----- Information shown
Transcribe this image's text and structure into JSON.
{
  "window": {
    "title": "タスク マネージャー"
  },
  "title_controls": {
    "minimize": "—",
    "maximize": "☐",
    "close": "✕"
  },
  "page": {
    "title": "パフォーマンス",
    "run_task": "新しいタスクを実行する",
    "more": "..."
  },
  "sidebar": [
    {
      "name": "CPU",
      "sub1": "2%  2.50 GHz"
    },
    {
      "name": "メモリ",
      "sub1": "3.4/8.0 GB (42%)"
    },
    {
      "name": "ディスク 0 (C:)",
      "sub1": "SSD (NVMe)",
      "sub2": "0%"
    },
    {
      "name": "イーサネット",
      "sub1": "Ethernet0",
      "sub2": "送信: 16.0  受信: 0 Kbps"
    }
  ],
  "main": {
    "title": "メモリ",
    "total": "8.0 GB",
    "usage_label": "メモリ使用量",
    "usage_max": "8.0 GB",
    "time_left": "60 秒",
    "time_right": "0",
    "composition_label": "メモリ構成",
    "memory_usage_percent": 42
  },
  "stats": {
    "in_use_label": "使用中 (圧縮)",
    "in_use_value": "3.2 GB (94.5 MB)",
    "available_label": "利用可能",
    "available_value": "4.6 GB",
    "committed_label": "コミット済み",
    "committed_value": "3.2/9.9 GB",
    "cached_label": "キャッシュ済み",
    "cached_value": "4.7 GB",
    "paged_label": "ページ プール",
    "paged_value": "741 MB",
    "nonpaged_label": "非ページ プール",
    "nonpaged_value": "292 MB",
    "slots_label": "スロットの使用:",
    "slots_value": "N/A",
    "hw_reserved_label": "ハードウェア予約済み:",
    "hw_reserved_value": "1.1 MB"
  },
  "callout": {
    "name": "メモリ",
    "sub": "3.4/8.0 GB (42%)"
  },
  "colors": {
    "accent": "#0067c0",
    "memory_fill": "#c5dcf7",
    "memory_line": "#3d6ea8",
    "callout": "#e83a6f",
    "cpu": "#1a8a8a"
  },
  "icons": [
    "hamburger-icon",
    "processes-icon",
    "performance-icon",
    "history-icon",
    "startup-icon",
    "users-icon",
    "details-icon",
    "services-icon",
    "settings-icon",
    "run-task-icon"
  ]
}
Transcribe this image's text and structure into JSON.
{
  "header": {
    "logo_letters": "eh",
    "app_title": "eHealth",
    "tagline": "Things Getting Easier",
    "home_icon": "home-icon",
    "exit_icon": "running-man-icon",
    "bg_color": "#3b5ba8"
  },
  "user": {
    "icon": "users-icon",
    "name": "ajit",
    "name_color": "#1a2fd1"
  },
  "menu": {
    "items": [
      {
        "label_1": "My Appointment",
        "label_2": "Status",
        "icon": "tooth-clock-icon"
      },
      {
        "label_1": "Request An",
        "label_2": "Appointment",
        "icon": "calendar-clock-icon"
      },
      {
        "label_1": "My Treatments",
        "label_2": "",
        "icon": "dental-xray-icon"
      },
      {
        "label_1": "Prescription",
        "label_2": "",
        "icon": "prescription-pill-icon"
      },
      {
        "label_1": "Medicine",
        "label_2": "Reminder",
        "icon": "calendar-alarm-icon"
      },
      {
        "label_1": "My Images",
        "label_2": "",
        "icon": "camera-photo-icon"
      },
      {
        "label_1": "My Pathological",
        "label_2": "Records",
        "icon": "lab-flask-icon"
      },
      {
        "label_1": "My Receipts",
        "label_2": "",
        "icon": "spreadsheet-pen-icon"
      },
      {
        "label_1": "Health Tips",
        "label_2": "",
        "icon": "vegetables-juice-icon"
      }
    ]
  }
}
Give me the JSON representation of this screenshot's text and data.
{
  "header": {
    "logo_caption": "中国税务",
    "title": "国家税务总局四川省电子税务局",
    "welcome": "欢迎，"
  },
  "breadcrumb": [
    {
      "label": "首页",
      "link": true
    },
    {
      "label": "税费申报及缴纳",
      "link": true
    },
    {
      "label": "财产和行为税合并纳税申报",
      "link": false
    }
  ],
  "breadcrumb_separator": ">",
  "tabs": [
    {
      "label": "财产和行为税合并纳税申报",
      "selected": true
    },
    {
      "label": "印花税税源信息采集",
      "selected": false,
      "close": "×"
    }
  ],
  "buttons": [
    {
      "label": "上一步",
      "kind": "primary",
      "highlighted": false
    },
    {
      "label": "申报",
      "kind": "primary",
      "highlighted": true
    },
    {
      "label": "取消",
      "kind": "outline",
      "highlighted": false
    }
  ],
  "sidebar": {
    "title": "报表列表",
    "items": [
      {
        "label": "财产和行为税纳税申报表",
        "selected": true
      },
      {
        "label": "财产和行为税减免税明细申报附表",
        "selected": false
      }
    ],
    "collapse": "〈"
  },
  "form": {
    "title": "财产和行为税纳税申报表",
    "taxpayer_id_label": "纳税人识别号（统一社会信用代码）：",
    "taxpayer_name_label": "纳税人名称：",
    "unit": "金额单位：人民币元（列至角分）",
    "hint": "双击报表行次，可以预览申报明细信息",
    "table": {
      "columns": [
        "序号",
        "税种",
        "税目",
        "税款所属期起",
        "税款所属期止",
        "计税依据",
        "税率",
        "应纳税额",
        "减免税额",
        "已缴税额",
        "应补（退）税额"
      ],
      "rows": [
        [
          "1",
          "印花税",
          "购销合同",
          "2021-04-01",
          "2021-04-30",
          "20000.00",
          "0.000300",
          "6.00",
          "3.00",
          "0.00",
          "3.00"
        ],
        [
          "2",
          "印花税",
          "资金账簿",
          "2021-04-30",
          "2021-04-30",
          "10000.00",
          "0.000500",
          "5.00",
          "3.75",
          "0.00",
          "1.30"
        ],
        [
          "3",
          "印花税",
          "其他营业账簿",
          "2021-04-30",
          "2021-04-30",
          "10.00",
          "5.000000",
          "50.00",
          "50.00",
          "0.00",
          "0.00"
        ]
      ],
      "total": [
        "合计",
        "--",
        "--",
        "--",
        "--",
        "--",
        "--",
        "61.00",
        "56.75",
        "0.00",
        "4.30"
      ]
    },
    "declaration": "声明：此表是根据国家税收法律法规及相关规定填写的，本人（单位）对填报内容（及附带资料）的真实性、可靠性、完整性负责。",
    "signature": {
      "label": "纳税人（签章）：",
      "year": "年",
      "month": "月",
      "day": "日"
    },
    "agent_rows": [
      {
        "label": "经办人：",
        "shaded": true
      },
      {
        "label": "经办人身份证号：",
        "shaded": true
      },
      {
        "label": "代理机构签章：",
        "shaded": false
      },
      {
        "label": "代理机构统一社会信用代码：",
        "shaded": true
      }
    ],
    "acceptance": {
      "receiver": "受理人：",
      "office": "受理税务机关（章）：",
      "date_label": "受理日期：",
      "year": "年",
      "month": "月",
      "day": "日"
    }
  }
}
----------
**What the task requires:** List each line of the records that holds the string "calendar".

**Exercise response:**
        "icon": "calendar-clock-icon"
        "icon": "calendar-alarm-icon"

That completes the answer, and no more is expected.